⟨

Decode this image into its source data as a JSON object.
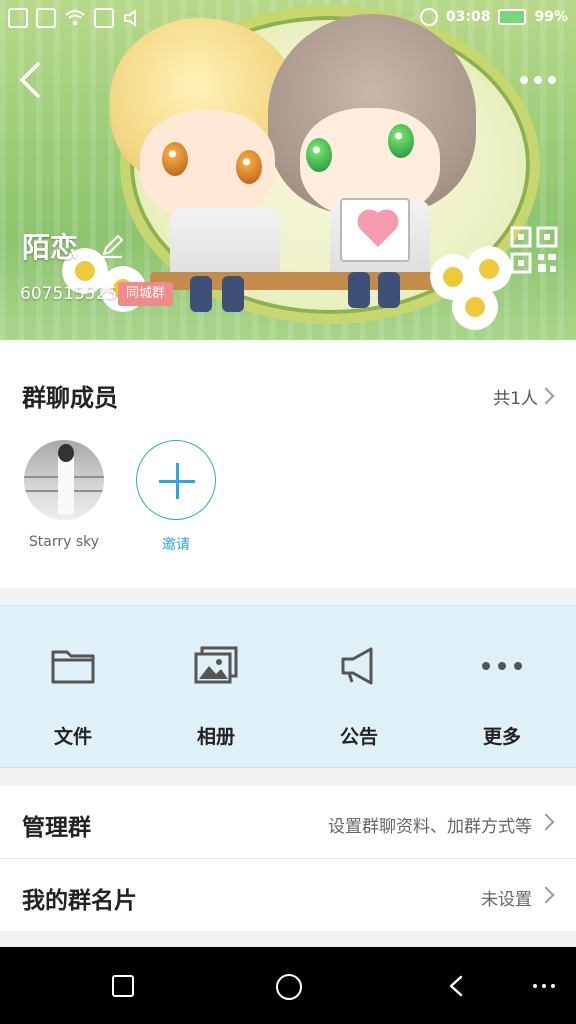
{
  "status_bar": {
    "time": "03:08",
    "battery_percent": "99%",
    "icons": [
      "sim1-icon",
      "sim2-icon",
      "wifi-icon",
      "image-icon",
      "mute-icon",
      "alarm-icon",
      "battery-icon"
    ]
  },
  "header": {
    "group_name": "陌恋",
    "group_id": "607515525",
    "tag": "同城群",
    "icons": [
      "back-icon",
      "more-icon",
      "edit-icon",
      "qr-code-icon"
    ]
  },
  "members": {
    "title": "群聊成员",
    "count": "共1人",
    "items": [
      {
        "name": "Starry sky",
        "avatar": "photo"
      }
    ],
    "invite_label": "邀请"
  },
  "tools": [
    {
      "label": "文件",
      "icon": "folder-icon"
    },
    {
      "label": "相册",
      "icon": "album-icon"
    },
    {
      "label": "公告",
      "icon": "megaphone-icon"
    },
    {
      "label": "更多",
      "icon": "more-dots-icon"
    }
  ],
  "rows": [
    {
      "title": "管理群",
      "value": "设置群聊资料、加群方式等"
    },
    {
      "title": "我的群名片",
      "value": "未设置"
    }
  ],
  "nav": {
    "icons": [
      "recent-apps-icon",
      "home-icon",
      "back-nav-icon",
      "menu-icon"
    ]
  },
  "colors": {
    "accent": "#2ea6e0",
    "tools_bg": "#dff0f8",
    "tag_bg": "#f18a8a"
  }
}
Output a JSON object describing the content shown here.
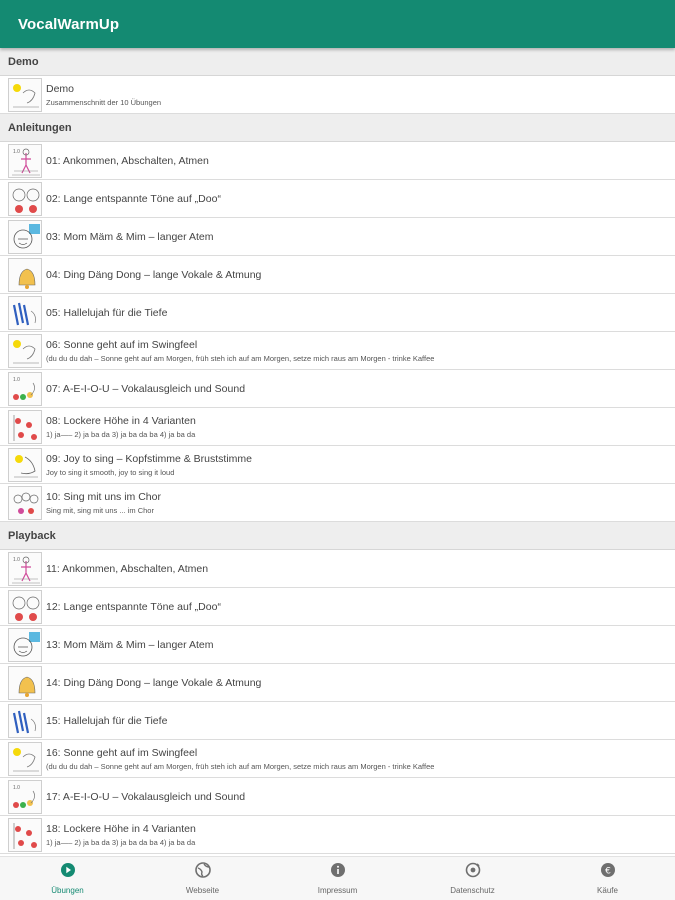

⟩

» **Goal**:
Go through the data and gather every line that holds "JSON".

» **Output of the exercise**:
Decode this image into its source data as a JSON object.
Output a JSON object describing the content shown here.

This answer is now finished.